**WHAT YOU ARE ASKED TO DO:** Copy each line below in which the string "para" occurs.

◆ ◆ ◆

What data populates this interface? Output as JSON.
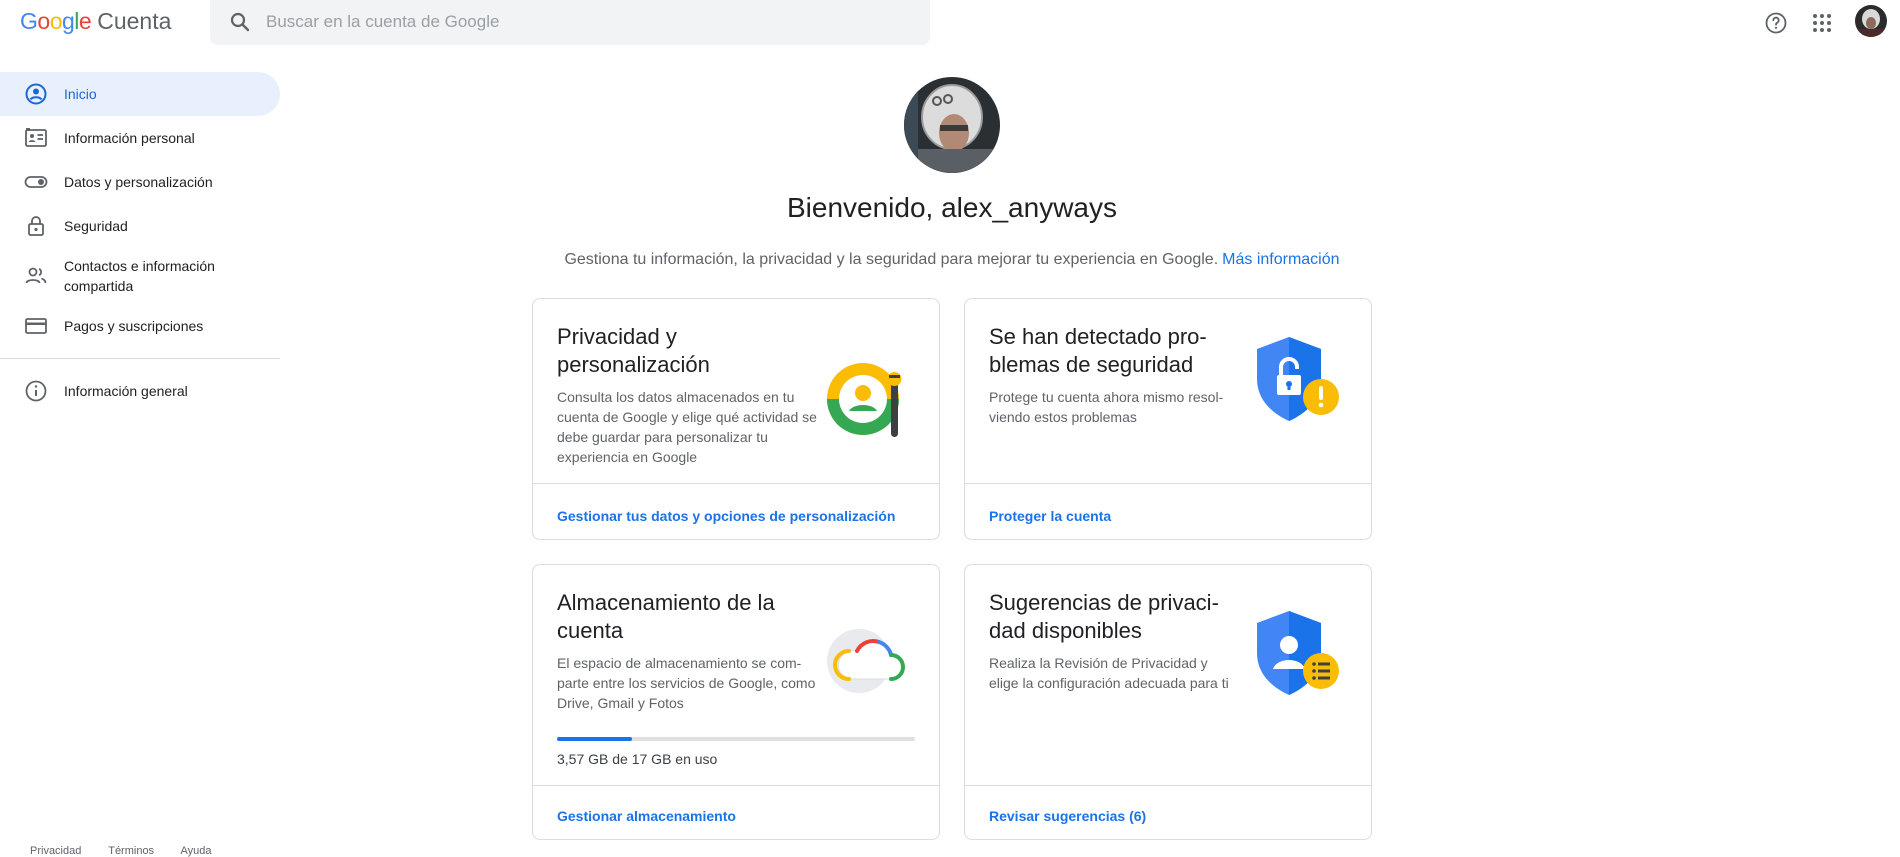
{
  "header": {
    "logo": {
      "letters": [
        "G",
        "o",
        "o",
        "g",
        "l",
        "e"
      ],
      "product": "Cuenta"
    },
    "search": {
      "placeholder": "Buscar en la cuenta de Google",
      "value": ""
    },
    "icons": [
      "help-icon",
      "apps-icon",
      "avatar"
    ]
  },
  "sidebar": {
    "items": [
      {
        "label": "Inicio",
        "icon": "home-icon",
        "active": true
      },
      {
        "label": "Información personal",
        "icon": "id-card-icon"
      },
      {
        "label": "Datos y personalización",
        "icon": "toggle-icon"
      },
      {
        "label": "Seguridad",
        "icon": "lock-icon"
      },
      {
        "label": "Contactos e información compartida",
        "icon": "people-icon"
      },
      {
        "label": "Pagos y suscripciones",
        "icon": "credit-card-icon"
      }
    ],
    "secondary": [
      {
        "label": "Información general",
        "icon": "info-icon"
      }
    ],
    "footer": [
      "Privacidad",
      "Términos",
      "Ayuda"
    ]
  },
  "main": {
    "welcome": "Bienvenido, alex_anyways",
    "subtitle": "Gestiona tu información, la privacidad y la seguridad para mejorar tu experiencia en Google.",
    "subtitle_link": "Más información",
    "cards": [
      {
        "title": "Privacidad y personalización",
        "desc": "Consulta los datos almacenados en tu cuenta de Google y elige qué actividad se debe guardar para personalizar tu experiencia en Google",
        "link": "Gestionar tus datos y opciones de personalización",
        "illustration": "privacy-illustration"
      },
      {
        "title": "Se han detectado pro- blemas de seguridad",
        "desc": "Protege tu cuenta ahora mismo resol- viendo estos problemas",
        "link": "Proteger la cuenta",
        "illustration": "security-shield-illustration"
      },
      {
        "title": "Almacenamiento de la cuenta",
        "desc": "El espacio de almacenamiento se com- parte entre los servicios de Google, como Drive, Gmail y Fotos",
        "usage": "3,57 GB de 17 GB en uso",
        "usage_fraction": 0.21,
        "link": "Gestionar almacenamiento",
        "illustration": "cloud-illustration"
      },
      {
        "title": "Sugerencias de privaci- dad disponibles",
        "desc": "Realiza la Revisión de Privacidad y elige la configuración adecuada para ti",
        "link": "Revisar sugerencias (6)",
        "illustration": "privacy-checkup-shield-illustration"
      }
    ]
  },
  "colors": {
    "accent": "#1a73e8",
    "active_bg": "#e8f0fe",
    "shield_blue": "#4285f4",
    "warning_yellow": "#fbbc05"
  }
}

◆ ◆ ◆

**CORRECT OUTPUT:**
    "subtitle": "Gestiona tu información, la privacidad y la seguridad para mejorar tu experiencia en Google.",
        "desc": "Consulta los datos almacenados en tu cuenta de Google y elige qué actividad se debe guardar para personalizar tu experiencia en Google",
        "desc": "Realiza la Revisión de Privacidad y elige la configuración adecuada para ti",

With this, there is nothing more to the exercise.